== YOUR TASK ==
Give the listing again exactly, omitting its images.
....................
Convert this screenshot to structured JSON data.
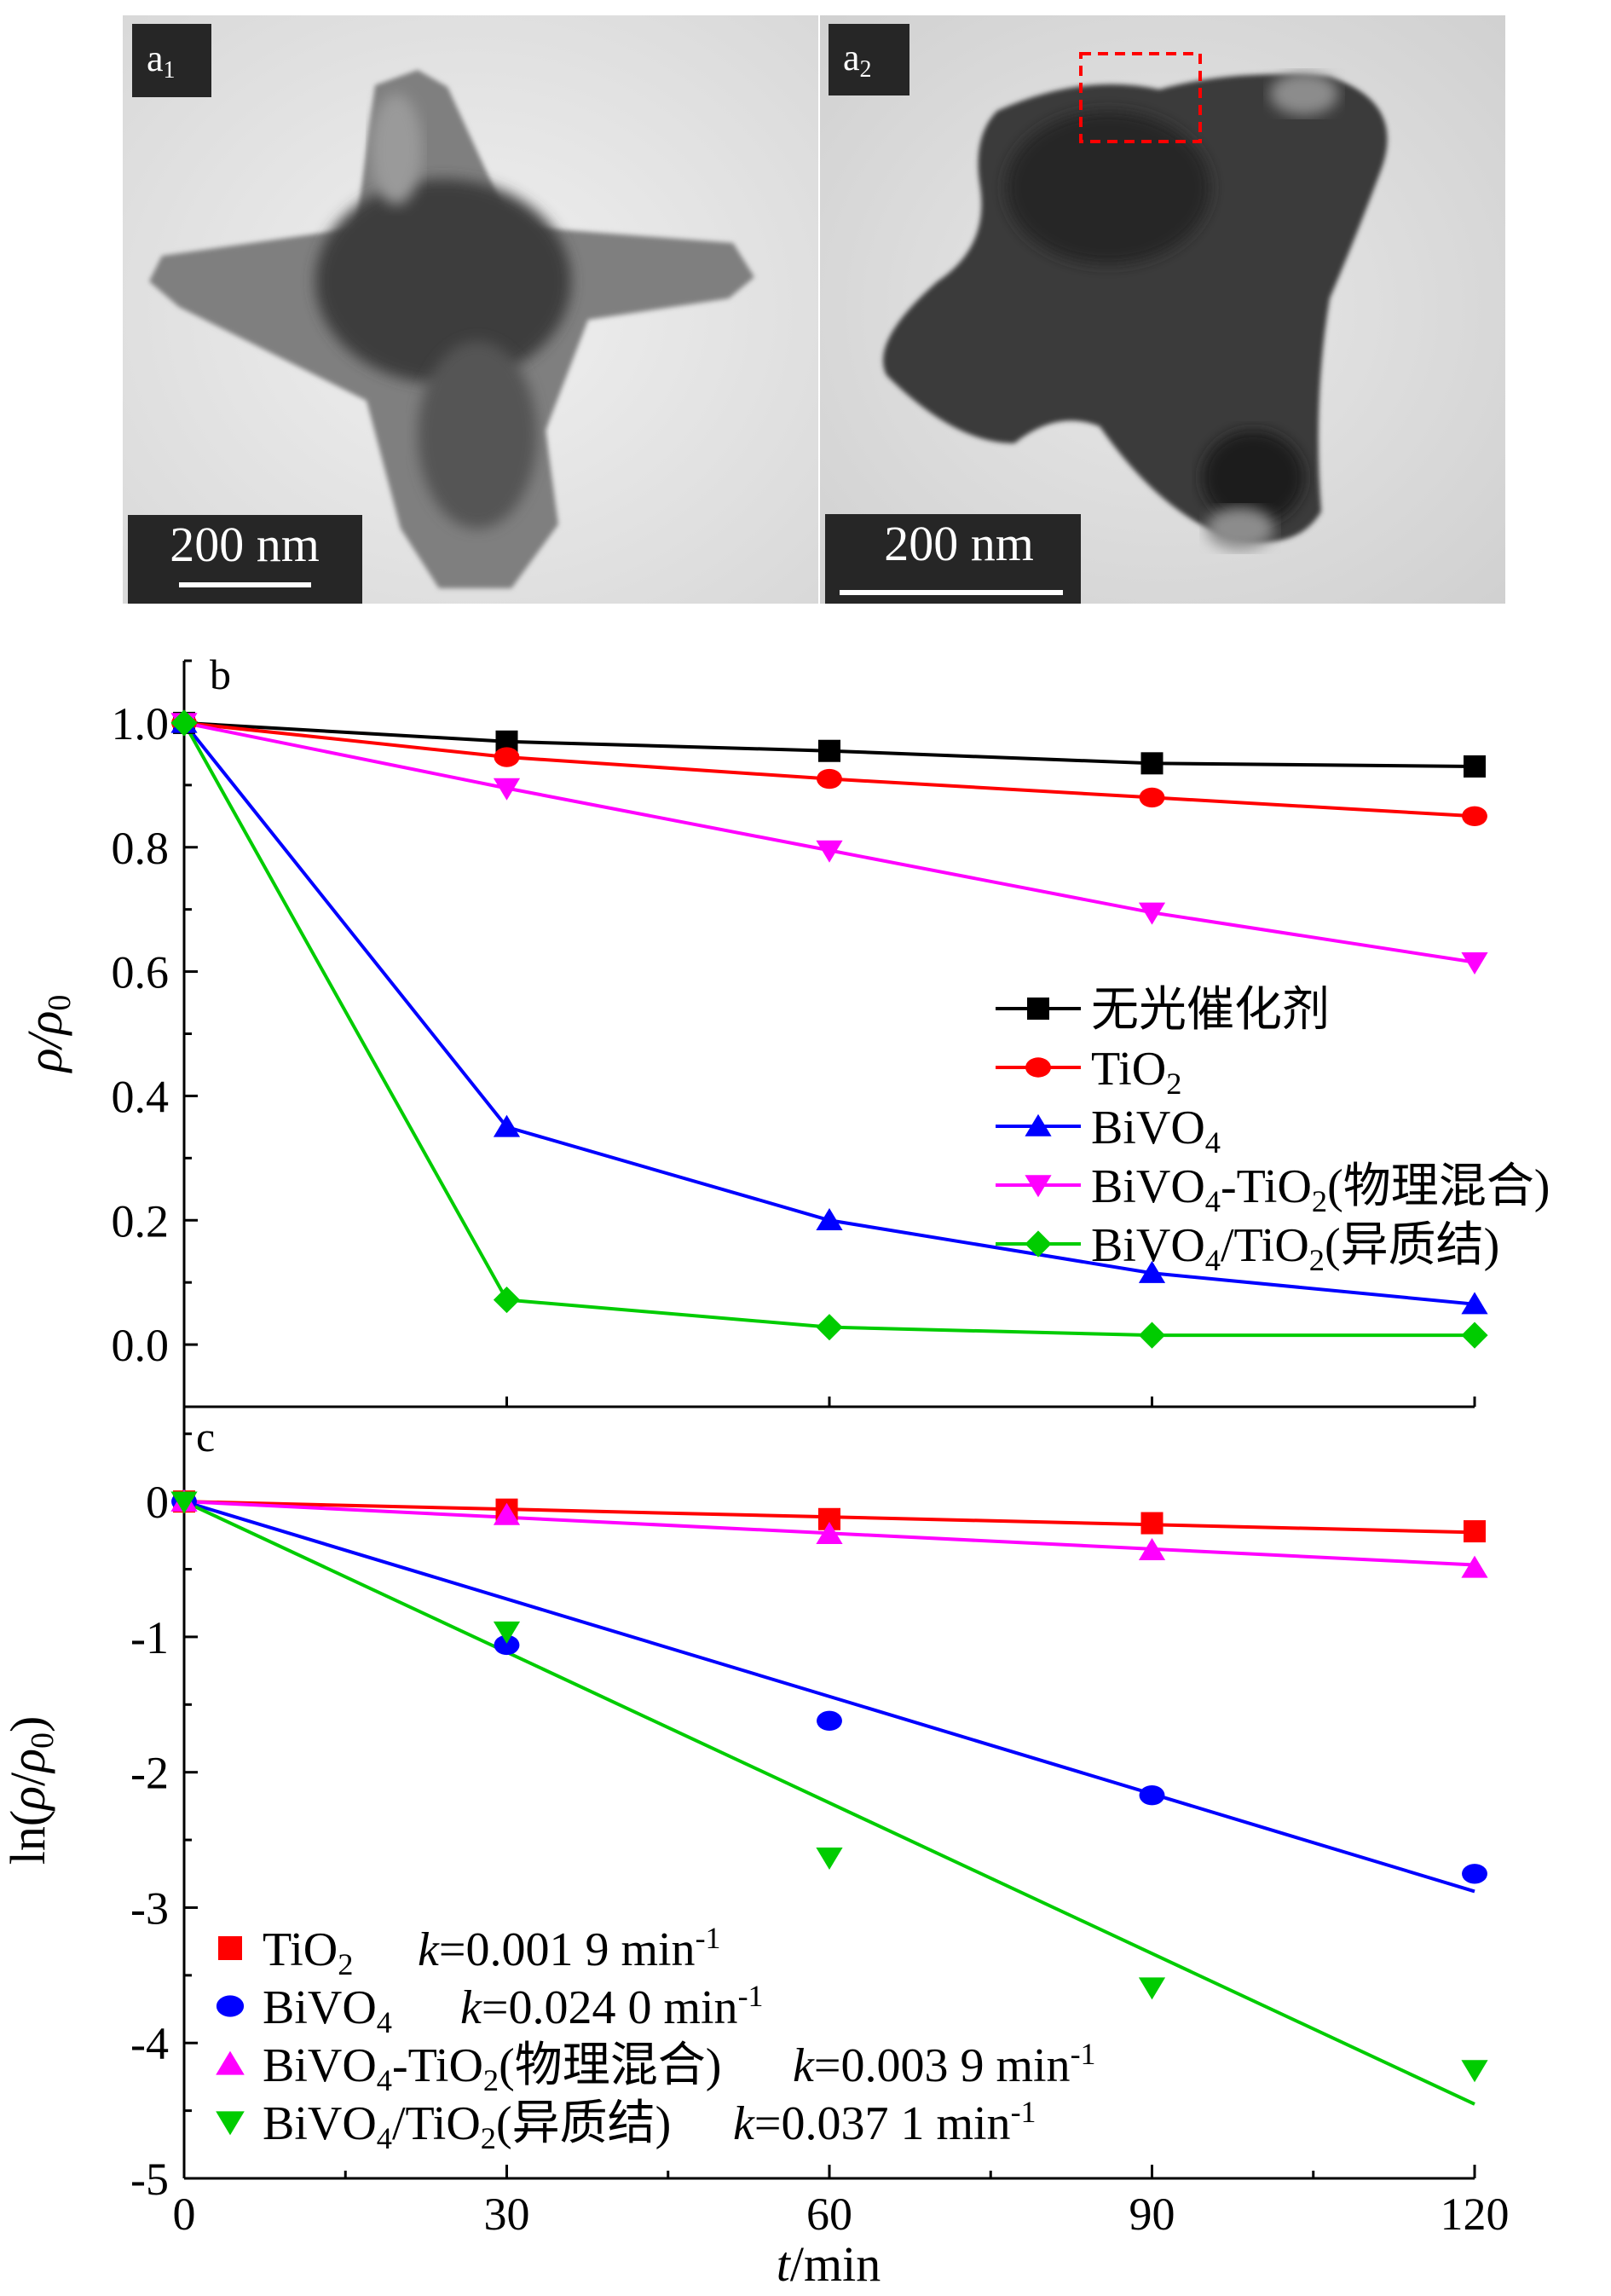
{
  "panels": {
    "a1": {
      "label_base": "a",
      "label_sub": "1",
      "scalebar": "200 nm"
    },
    "a2": {
      "label_base": "a",
      "label_sub": "2",
      "scalebar": "200 nm"
    }
  },
  "chart_data": [
    {
      "panel": "b",
      "type": "line",
      "ylabel": "ρ/ρ0",
      "ylim": [
        -0.1,
        1.1
      ],
      "xlim": [
        0,
        120
      ],
      "yticks": [
        "0.0",
        "0.2",
        "0.4",
        "0.6",
        "0.8",
        "1.0"
      ],
      "legend_position": "center-right",
      "x": [
        0,
        30,
        60,
        90,
        120
      ],
      "series": [
        {
          "name": "无光催化剂",
          "color": "#000000",
          "marker": "square",
          "values": [
            1.0,
            0.97,
            0.955,
            0.935,
            0.93
          ]
        },
        {
          "name": "TiO2",
          "color": "#ff0000",
          "marker": "circle",
          "values": [
            1.0,
            0.945,
            0.91,
            0.88,
            0.85
          ]
        },
        {
          "name": "BiVO4",
          "color": "#0000ff",
          "marker": "triangle-up",
          "values": [
            1.0,
            0.35,
            0.2,
            0.115,
            0.065
          ]
        },
        {
          "name": "BiVO4-TiO2(物理混合)",
          "color": "#ff00ff",
          "marker": "triangle-down",
          "values": [
            1.0,
            0.895,
            0.795,
            0.695,
            0.615
          ]
        },
        {
          "name": "BiVO4/TiO2(异质结)",
          "color": "#00cc00",
          "marker": "diamond",
          "values": [
            1.0,
            0.072,
            0.028,
            0.015,
            0.015
          ]
        }
      ]
    },
    {
      "panel": "c",
      "type": "scatter",
      "xlabel": "t/min",
      "ylabel": "ln(ρ/ρ0)",
      "xlim": [
        0,
        120
      ],
      "ylim": [
        -5.0,
        0.7
      ],
      "xticks": [
        "0",
        "30",
        "60",
        "90",
        "120"
      ],
      "yticks": [
        "0",
        "-1",
        "-2",
        "-3",
        "-4",
        "-5"
      ],
      "legend_position": "bottom-left",
      "x": [
        0,
        30,
        60,
        90,
        120
      ],
      "series": [
        {
          "name": "TiO2",
          "k": "k=0.001 9 min-1",
          "slope": -0.0019,
          "color": "#ff0000",
          "marker": "square",
          "values": [
            0,
            -0.06,
            -0.13,
            -0.16,
            -0.22
          ]
        },
        {
          "name": "BiVO4",
          "k": "k=0.024 0 min-1",
          "slope": -0.024,
          "color": "#0000ff",
          "marker": "circle",
          "values": [
            0,
            -1.06,
            -1.62,
            -2.17,
            -2.75
          ]
        },
        {
          "name": "BiVO4-TiO2(物理混合)",
          "k": "k=0.003 9 min-1",
          "slope": -0.0039,
          "color": "#ff00ff",
          "marker": "triangle-up",
          "values": [
            0,
            -0.1,
            -0.24,
            -0.36,
            -0.49
          ]
        },
        {
          "name": "BiVO4/TiO2(异质结)",
          "k": "k=0.037 1 min-1",
          "slope": -0.0371,
          "color": "#00cc00",
          "marker": "triangle-down",
          "values": [
            0,
            -0.96,
            -2.63,
            -3.59,
            -4.2
          ]
        }
      ]
    }
  ]
}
....................
== ANSWER FOR THE TASK ==
Convert this screenshot to structured JSON data.
{
  "panels": {
    "a1": {
      "label_base": "a",
      "label_sub": "1",
      "scalebar": "200 nm"
    },
    "a2": {
      "label_base": "a",
      "label_sub": "2",
      "scalebar": "200 nm"
    }
  },
  "chart_data": [
    {
      "panel": "b",
      "type": "line",
      "ylabel": "ρ/ρ0",
      "ylim": [
        -0.1,
        1.1
      ],
      "xlim": [
        0,
        120
      ],
      "yticks": [
        "0.0",
        "0.2",
        "0.4",
        "0.6",
        "0.8",
        "1.0"
      ],
      "legend_position": "center-right",
      "x": [
        0,
        30,
        60,
        90,
        120
      ],
      "series": [
        {
          "name": "无光催化剂",
          "color": "#000000",
          "marker": "square",
          "values": [
            1.0,
            0.97,
            0.955,
            0.935,
            0.93
          ]
        },
        {
          "name": "TiO2",
          "color": "#ff0000",
          "marker": "circle",
          "values": [
            1.0,
            0.945,
            0.91,
            0.88,
            0.85
          ]
        },
        {
          "name": "BiVO4",
          "color": "#0000ff",
          "marker": "triangle-up",
          "values": [
            1.0,
            0.35,
            0.2,
            0.115,
            0.065
          ]
        },
        {
          "name": "BiVO4-TiO2(物理混合)",
          "color": "#ff00ff",
          "marker": "triangle-down",
          "values": [
            1.0,
            0.895,
            0.795,
            0.695,
            0.615
          ]
        },
        {
          "name": "BiVO4/TiO2(异质结)",
          "color": "#00cc00",
          "marker": "diamond",
          "values": [
            1.0,
            0.072,
            0.028,
            0.015,
            0.015
          ]
        }
      ]
    },
    {
      "panel": "c",
      "type": "scatter",
      "xlabel": "t/min",
      "ylabel": "ln(ρ/ρ0)",
      "xlim": [
        0,
        120
      ],
      "ylim": [
        -5.0,
        0.7
      ],
      "xticks": [
        "0",
        "30",
        "60",
        "90",
        "120"
      ],
      "yticks": [
        "0",
        "-1",
        "-2",
        "-3",
        "-4",
        "-5"
      ],
      "legend_position": "bottom-left",
      "x": [
        0,
        30,
        60,
        90,
        120
      ],
      "series": [
        {
          "name": "TiO2",
          "k": "k=0.001 9 min-1",
          "slope": -0.0019,
          "color": "#ff0000",
          "marker": "square",
          "values": [
            0,
            -0.06,
            -0.13,
            -0.16,
            -0.22
          ]
        },
        {
          "name": "BiVO4",
          "k": "k=0.024 0 min-1",
          "slope": -0.024,
          "color": "#0000ff",
          "marker": "circle",
          "values": [
            0,
            -1.06,
            -1.62,
            -2.17,
            -2.75
          ]
        },
        {
          "name": "BiVO4-TiO2(物理混合)",
          "k": "k=0.003 9 min-1",
          "slope": -0.0039,
          "color": "#ff00ff",
          "marker": "triangle-up",
          "values": [
            0,
            -0.1,
            -0.24,
            -0.36,
            -0.49
          ]
        },
        {
          "name": "BiVO4/TiO2(异质结)",
          "k": "k=0.037 1 min-1",
          "slope": -0.0371,
          "color": "#00cc00",
          "marker": "triangle-down",
          "values": [
            0,
            -0.96,
            -2.63,
            -3.59,
            -4.2
          ]
        }
      ]
    }
  ]
}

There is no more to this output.